- Data for processing:
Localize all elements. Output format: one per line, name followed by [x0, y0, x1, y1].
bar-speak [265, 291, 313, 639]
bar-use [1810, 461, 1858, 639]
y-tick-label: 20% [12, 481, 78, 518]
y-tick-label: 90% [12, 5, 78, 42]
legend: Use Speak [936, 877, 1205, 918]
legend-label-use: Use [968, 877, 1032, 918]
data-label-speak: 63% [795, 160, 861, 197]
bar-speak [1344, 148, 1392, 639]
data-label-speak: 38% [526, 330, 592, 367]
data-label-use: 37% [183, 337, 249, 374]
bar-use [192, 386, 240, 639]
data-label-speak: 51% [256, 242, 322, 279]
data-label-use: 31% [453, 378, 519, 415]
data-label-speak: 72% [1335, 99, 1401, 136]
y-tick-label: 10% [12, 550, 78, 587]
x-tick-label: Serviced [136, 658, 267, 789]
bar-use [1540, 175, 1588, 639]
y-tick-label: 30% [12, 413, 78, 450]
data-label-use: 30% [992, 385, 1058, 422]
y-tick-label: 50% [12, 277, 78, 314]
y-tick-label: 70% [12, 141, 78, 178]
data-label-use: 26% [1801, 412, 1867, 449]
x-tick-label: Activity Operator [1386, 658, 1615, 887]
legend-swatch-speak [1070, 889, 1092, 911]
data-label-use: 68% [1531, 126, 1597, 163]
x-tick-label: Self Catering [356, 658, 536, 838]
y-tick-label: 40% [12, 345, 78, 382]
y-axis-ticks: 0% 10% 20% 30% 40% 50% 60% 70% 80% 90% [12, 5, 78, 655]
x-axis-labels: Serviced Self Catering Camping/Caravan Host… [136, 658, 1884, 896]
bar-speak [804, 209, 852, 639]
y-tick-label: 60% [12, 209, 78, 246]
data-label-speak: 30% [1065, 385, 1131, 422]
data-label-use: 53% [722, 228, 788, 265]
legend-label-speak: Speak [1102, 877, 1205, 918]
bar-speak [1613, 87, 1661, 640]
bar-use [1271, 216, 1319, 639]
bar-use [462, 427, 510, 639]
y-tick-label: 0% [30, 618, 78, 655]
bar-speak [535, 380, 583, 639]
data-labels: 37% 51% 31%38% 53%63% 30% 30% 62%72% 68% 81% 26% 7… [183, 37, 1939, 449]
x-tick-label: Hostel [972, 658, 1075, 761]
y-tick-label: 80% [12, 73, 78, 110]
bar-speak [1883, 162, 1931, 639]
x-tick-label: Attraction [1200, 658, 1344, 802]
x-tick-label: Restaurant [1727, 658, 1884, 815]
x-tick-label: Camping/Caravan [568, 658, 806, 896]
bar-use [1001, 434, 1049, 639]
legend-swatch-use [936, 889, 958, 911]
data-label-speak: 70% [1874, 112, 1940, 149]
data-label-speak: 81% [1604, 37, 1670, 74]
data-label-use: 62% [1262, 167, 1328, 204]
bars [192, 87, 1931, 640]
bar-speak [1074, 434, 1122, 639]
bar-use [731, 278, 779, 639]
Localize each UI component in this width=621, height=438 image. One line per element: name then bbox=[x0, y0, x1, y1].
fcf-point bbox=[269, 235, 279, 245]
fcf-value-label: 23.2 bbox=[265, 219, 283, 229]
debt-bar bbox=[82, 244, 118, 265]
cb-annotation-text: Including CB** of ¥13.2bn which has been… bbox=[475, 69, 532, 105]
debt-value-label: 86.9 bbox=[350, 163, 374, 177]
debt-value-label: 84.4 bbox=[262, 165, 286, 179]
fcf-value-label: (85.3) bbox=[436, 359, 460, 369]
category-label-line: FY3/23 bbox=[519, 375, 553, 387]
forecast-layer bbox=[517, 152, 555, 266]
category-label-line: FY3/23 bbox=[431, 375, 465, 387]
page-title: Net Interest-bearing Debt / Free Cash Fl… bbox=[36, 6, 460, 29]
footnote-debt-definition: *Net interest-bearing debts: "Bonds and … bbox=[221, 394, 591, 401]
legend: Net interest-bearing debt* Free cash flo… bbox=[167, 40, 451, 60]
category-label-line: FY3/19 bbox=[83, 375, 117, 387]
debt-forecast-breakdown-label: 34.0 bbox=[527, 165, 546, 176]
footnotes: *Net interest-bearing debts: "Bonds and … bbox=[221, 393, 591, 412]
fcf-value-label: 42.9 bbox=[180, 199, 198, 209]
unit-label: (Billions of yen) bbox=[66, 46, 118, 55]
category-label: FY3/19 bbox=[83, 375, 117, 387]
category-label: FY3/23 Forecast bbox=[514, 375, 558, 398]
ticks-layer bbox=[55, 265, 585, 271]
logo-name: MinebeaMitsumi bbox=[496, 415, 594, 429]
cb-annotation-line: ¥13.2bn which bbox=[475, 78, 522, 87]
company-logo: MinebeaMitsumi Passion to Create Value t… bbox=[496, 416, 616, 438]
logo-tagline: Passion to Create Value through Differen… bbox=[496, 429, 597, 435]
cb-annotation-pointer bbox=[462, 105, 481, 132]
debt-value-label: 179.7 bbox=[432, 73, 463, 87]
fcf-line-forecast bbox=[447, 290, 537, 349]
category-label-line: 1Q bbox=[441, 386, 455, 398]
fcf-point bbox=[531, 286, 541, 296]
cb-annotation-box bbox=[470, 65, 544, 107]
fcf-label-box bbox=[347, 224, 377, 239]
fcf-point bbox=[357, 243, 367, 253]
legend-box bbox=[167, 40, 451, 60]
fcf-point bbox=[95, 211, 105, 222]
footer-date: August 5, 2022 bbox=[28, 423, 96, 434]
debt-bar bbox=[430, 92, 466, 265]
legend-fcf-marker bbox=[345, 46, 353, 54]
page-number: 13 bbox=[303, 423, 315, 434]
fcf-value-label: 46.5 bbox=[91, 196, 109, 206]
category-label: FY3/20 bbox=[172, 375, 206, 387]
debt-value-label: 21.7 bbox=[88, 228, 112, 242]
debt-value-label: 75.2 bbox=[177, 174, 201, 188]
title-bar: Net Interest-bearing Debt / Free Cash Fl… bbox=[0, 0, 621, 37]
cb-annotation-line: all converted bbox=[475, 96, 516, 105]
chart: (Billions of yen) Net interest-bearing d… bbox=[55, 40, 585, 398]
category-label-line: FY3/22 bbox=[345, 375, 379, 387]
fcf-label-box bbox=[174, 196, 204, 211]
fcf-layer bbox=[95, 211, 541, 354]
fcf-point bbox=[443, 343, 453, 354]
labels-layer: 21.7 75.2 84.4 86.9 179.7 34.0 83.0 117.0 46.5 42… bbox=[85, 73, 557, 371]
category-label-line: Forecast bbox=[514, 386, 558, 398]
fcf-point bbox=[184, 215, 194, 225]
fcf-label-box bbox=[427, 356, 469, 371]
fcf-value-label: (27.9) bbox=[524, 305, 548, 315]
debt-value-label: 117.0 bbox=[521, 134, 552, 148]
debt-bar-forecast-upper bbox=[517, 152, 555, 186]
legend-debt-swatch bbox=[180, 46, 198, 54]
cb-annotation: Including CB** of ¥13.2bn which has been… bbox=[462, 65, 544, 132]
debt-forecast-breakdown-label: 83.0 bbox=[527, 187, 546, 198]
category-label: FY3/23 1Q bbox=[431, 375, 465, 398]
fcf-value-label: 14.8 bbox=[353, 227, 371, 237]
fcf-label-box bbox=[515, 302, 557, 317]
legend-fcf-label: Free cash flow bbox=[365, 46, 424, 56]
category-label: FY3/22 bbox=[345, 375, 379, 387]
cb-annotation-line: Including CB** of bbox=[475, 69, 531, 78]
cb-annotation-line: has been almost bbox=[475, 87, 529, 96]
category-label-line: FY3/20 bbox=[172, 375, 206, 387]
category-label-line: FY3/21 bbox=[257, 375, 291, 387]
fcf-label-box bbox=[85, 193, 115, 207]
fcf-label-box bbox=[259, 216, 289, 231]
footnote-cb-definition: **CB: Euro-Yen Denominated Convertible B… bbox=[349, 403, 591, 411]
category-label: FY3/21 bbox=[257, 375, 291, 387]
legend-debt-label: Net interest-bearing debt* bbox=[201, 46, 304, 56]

- Requirement: Copy out the listing from its first line through the line containing "x-axis-labels: Serviced Self", both included, keeping every line exactly as it appears.

- Response for this exercise:
Localize all elements. Output format: one per line, name followed by [x0, y0, x1, y1].
bar-speak [265, 291, 313, 639]
bar-use [1810, 461, 1858, 639]
y-tick-label: 20% [12, 481, 78, 518]
y-tick-label: 90% [12, 5, 78, 42]
legend: Use Speak [936, 877, 1205, 918]
legend-label-use: Use [968, 877, 1032, 918]
data-label-speak: 63% [795, 160, 861, 197]
bar-speak [1344, 148, 1392, 639]
data-label-speak: 38% [526, 330, 592, 367]
data-label-use: 37% [183, 337, 249, 374]
bar-use [192, 386, 240, 639]
data-label-speak: 51% [256, 242, 322, 279]
data-label-use: 31% [453, 378, 519, 415]
data-label-speak: 72% [1335, 99, 1401, 136]
y-tick-label: 10% [12, 550, 78, 587]
x-tick-label: Serviced [136, 658, 267, 789]
bar-use [1540, 175, 1588, 639]
y-tick-label: 30% [12, 413, 78, 450]
data-label-use: 30% [992, 385, 1058, 422]
y-tick-label: 50% [12, 277, 78, 314]
y-tick-label: 70% [12, 141, 78, 178]
data-label-use: 26% [1801, 412, 1867, 449]
x-tick-label: Activity Operator [1386, 658, 1615, 887]
legend-swatch-speak [1070, 889, 1092, 911]
data-label-use: 68% [1531, 126, 1597, 163]
x-tick-label: Self Catering [356, 658, 536, 838]
y-tick-label: 40% [12, 345, 78, 382]
y-axis-ticks: 0% 10% 20% 30% 40% 50% 60% 70% 80% 90% [12, 5, 78, 655]
x-axis-labels: Serviced Self Catering Camping/Caravan Host… [136, 658, 1884, 896]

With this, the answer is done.